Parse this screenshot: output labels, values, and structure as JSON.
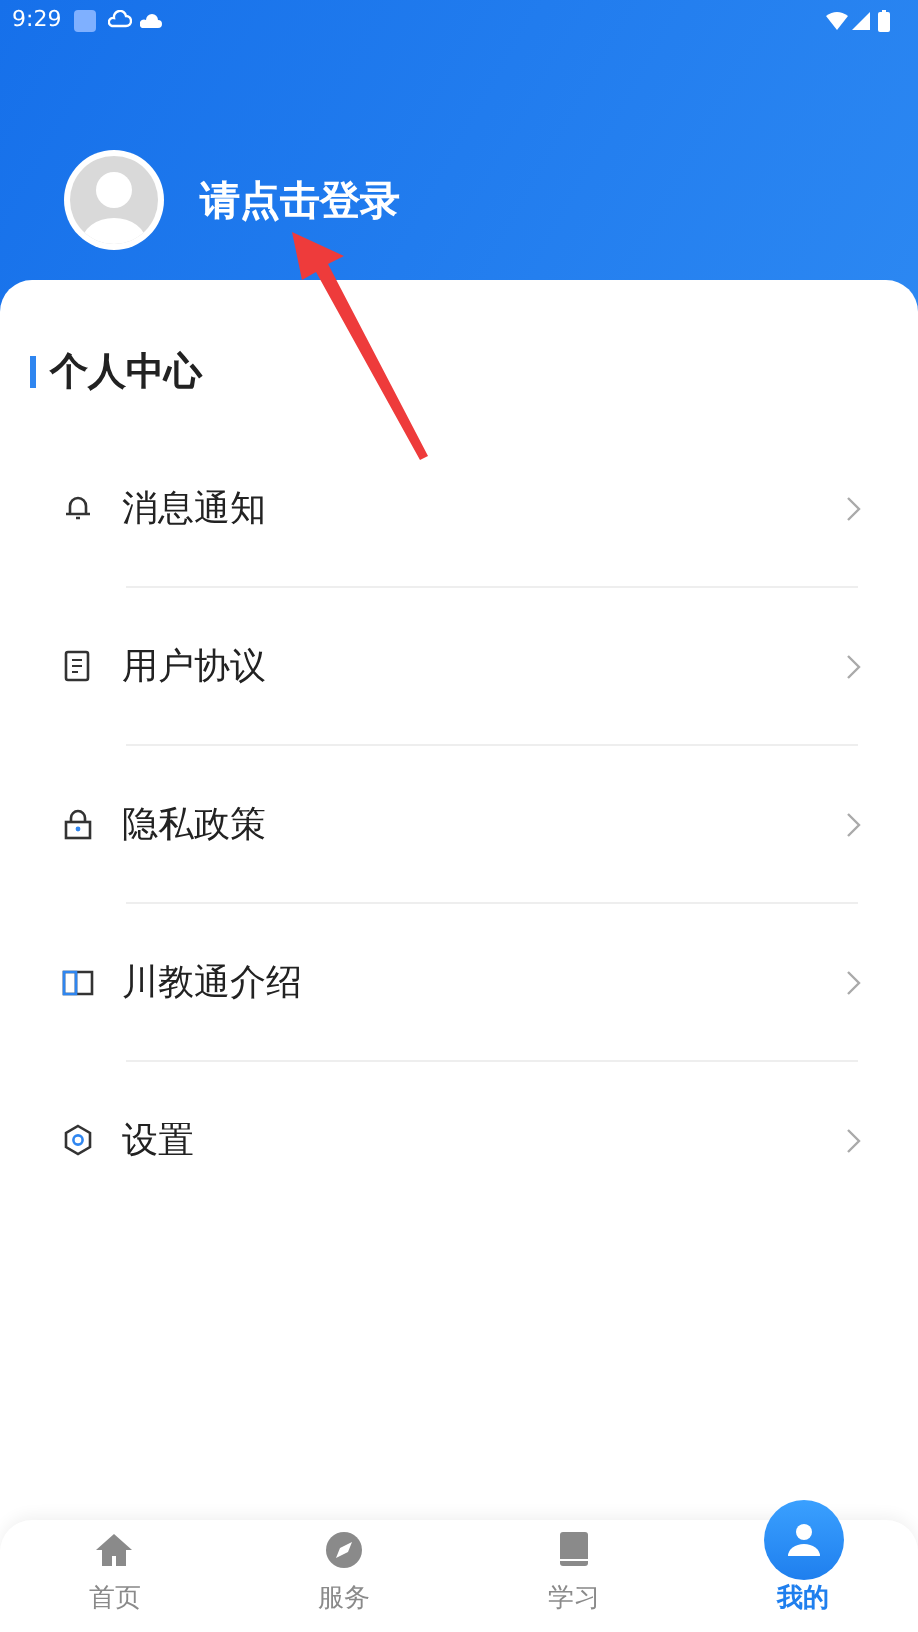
{
  "status_bar": {
    "time": "9:29"
  },
  "profile": {
    "login_prompt": "请点击登录"
  },
  "section_title": "个人中心",
  "menu": [
    {
      "kind": "bell",
      "label": "消息通知"
    },
    {
      "kind": "document",
      "label": "用户协议"
    },
    {
      "kind": "lock",
      "label": "隐私政策"
    },
    {
      "kind": "book",
      "label": "川教通介绍"
    },
    {
      "kind": "gear",
      "label": "设置"
    }
  ],
  "tabs": [
    {
      "kind": "home",
      "label": "首页",
      "selected": false
    },
    {
      "kind": "compass",
      "label": "服务",
      "selected": false
    },
    {
      "kind": "book",
      "label": "学习",
      "selected": false
    },
    {
      "kind": "person",
      "label": "我的",
      "selected": true
    }
  ]
}
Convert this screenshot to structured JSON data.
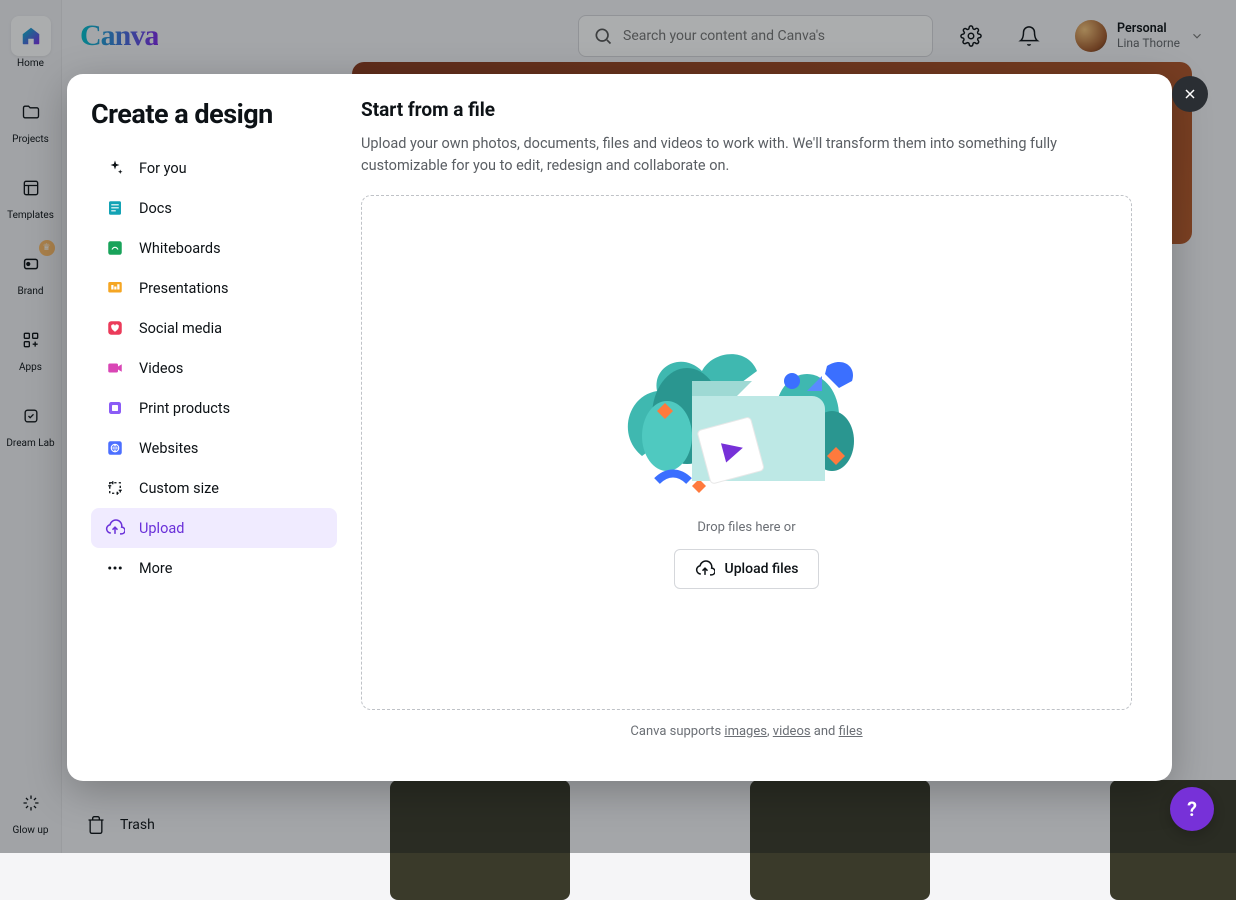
=======
Reproduce all of the data exactly; the pictures do not belong in the copy.

Parse this screenshot: output labels, values, and structure as JSON.
{
  "status_bar": {
    "time": "9:29"
  },
  "profile": {
    "login_prompt": "请点击登录"
  },
  "section_title": "个人中心",
  "menu": [
    {
      "kind": "bell",
      "label": "消息通知"
    },
    {
      "kind": "document",
      "label": "用户协议"
    },
    {
      "kind": "lock",
      "label": "隐私政策"
    },
    {
      "kind": "book",
      "label": "川教通介绍"
    },
    {
      "kind": "gear",
      "label": "设置"
    }
  ],
  "tabs": [
    {
      "kind": "home",
      "label": "首页",
      "selected": false
    },
    {
      "kind": "compass",
      "label": "服务",
      "selected": false
    },
    {
      "kind": "book",
      "label": "学习",
      "selected": false
    },
    {
      "kind": "person",
      "label": "我的",
      "selected": true
    }
  ]
}
Convert this screenshot to structured JSON data.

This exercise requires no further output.